» **DATA TO USE**
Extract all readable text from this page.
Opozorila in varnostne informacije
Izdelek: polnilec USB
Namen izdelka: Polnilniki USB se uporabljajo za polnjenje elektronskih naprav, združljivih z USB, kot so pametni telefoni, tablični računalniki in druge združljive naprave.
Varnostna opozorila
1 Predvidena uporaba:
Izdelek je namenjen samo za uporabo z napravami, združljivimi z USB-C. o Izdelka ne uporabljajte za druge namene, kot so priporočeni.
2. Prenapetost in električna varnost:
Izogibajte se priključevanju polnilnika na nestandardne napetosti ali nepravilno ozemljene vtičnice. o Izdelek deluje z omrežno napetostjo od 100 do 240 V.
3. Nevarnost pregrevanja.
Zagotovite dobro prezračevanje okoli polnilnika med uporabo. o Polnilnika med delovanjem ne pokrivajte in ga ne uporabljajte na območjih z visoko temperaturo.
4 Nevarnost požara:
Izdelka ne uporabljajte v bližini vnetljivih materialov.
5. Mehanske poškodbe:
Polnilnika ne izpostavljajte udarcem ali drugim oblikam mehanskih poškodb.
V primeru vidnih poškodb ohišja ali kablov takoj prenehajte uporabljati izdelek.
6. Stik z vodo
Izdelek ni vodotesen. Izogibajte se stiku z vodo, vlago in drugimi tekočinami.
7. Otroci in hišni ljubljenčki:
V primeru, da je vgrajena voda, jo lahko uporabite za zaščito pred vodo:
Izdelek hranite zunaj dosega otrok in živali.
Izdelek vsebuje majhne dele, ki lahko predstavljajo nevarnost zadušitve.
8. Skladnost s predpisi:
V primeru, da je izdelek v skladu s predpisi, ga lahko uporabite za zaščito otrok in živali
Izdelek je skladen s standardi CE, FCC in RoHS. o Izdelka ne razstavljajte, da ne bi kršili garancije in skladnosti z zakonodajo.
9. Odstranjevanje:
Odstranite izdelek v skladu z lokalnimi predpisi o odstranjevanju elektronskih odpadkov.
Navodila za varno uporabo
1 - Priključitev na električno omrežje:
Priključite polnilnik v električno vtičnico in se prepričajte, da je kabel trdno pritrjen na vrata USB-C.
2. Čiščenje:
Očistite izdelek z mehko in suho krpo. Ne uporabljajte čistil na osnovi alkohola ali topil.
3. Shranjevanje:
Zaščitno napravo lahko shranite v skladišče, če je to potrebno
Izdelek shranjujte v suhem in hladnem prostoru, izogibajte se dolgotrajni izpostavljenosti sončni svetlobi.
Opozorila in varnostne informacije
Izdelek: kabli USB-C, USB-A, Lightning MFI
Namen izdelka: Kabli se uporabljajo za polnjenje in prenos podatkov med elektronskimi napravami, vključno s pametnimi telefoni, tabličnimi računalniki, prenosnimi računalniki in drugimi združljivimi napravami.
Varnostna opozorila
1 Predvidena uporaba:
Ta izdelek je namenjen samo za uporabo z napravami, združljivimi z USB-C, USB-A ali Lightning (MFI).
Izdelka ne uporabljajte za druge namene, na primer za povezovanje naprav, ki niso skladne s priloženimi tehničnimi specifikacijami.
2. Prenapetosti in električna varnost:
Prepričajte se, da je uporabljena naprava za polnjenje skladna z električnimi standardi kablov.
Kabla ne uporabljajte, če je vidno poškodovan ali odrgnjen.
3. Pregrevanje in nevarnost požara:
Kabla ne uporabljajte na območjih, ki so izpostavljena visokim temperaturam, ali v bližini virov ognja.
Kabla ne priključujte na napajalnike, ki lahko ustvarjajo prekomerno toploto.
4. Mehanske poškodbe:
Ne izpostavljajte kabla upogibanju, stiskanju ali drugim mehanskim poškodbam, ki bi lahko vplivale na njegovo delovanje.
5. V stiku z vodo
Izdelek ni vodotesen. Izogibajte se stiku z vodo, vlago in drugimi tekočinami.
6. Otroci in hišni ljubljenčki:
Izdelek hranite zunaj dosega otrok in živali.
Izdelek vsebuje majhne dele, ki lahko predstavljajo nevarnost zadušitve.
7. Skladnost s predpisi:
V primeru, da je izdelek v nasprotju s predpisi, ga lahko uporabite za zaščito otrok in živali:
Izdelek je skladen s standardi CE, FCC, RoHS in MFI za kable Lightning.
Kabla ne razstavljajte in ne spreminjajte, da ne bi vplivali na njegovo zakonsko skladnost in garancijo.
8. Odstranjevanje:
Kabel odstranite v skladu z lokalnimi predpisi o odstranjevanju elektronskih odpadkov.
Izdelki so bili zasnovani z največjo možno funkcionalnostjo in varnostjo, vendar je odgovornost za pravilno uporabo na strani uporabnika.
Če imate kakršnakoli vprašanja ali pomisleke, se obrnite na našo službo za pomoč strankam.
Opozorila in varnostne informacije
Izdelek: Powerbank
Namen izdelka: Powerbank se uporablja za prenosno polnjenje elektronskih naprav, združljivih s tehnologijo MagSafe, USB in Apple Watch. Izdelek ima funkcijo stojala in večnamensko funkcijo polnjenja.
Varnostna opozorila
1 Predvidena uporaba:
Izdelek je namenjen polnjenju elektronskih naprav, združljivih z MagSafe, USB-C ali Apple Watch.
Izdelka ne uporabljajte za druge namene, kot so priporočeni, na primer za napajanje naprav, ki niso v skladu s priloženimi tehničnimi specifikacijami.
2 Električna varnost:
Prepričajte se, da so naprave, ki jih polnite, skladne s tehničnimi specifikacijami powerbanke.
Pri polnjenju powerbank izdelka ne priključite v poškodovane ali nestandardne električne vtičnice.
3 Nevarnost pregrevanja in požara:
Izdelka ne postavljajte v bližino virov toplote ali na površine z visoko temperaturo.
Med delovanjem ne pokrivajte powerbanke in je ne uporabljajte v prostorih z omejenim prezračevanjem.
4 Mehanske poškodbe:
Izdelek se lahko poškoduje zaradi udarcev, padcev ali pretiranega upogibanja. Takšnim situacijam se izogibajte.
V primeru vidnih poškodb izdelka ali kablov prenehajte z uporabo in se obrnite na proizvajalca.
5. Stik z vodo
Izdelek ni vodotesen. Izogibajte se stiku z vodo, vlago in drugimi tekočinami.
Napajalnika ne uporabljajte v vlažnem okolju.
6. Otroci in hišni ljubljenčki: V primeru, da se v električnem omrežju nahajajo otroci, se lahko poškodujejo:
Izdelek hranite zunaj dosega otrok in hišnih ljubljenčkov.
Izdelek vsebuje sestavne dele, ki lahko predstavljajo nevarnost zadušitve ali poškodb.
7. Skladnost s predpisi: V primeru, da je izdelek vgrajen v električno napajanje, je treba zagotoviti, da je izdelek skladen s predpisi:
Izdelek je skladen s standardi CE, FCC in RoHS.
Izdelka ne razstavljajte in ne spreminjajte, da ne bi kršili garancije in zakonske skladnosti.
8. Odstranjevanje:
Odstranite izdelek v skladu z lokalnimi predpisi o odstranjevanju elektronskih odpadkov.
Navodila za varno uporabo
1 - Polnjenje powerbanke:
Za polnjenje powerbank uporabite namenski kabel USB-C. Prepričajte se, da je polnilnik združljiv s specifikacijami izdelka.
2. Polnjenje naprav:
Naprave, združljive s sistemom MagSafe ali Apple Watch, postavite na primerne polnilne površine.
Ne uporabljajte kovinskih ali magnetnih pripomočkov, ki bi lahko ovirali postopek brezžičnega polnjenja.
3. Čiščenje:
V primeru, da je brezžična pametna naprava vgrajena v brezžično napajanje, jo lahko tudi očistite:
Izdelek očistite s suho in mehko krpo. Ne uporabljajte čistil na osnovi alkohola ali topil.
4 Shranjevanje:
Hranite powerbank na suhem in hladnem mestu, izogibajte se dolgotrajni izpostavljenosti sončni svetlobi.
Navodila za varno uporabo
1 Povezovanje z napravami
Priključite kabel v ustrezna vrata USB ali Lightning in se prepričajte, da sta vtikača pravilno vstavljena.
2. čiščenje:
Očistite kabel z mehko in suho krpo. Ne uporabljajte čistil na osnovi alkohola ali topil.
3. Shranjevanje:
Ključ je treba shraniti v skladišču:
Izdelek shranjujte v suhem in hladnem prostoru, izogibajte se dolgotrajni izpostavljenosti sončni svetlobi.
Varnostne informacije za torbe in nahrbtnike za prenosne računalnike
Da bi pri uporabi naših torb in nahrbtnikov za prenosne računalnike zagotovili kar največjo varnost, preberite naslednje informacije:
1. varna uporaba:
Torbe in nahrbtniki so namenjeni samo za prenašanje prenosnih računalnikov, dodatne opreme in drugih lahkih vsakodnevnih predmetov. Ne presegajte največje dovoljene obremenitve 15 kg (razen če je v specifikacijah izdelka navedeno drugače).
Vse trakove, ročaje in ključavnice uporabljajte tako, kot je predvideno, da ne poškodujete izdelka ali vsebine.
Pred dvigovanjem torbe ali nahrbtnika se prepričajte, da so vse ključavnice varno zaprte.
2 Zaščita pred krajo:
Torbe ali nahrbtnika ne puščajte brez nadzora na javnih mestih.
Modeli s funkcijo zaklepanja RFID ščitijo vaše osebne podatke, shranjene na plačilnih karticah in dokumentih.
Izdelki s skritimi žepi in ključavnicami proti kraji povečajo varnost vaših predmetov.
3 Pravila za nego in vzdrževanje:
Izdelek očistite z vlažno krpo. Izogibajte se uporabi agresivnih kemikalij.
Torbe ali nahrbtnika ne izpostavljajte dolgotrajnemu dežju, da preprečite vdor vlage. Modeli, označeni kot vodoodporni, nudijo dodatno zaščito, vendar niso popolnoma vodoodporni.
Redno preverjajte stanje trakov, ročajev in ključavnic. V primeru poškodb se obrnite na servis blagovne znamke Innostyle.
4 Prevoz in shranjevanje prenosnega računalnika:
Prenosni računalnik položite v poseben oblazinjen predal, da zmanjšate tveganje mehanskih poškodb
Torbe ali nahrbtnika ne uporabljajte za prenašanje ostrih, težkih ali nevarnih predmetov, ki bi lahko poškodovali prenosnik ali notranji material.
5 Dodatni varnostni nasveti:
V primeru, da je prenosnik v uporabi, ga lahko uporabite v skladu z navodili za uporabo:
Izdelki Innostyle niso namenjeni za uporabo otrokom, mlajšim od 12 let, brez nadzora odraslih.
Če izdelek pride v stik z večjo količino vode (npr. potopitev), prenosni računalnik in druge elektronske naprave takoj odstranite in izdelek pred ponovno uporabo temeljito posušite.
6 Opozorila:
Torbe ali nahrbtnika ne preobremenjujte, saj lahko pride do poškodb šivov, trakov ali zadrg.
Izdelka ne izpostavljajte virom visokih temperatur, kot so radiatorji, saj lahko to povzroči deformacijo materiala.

» **EXERCISE**
Each line of the material that has the word "powerbanke" belongs in the answer.

» **ANSWER SECTION**
Prepričajte se, da so naprave, ki jih polnite, skladne s tehničnimi specifikacijami powerbanke.
Med delovanjem ne pokrivajte powerbanke in je ne uporabljajte v prostorih z omejenim prezračevanjem.
1 - Polnjenje powerbanke:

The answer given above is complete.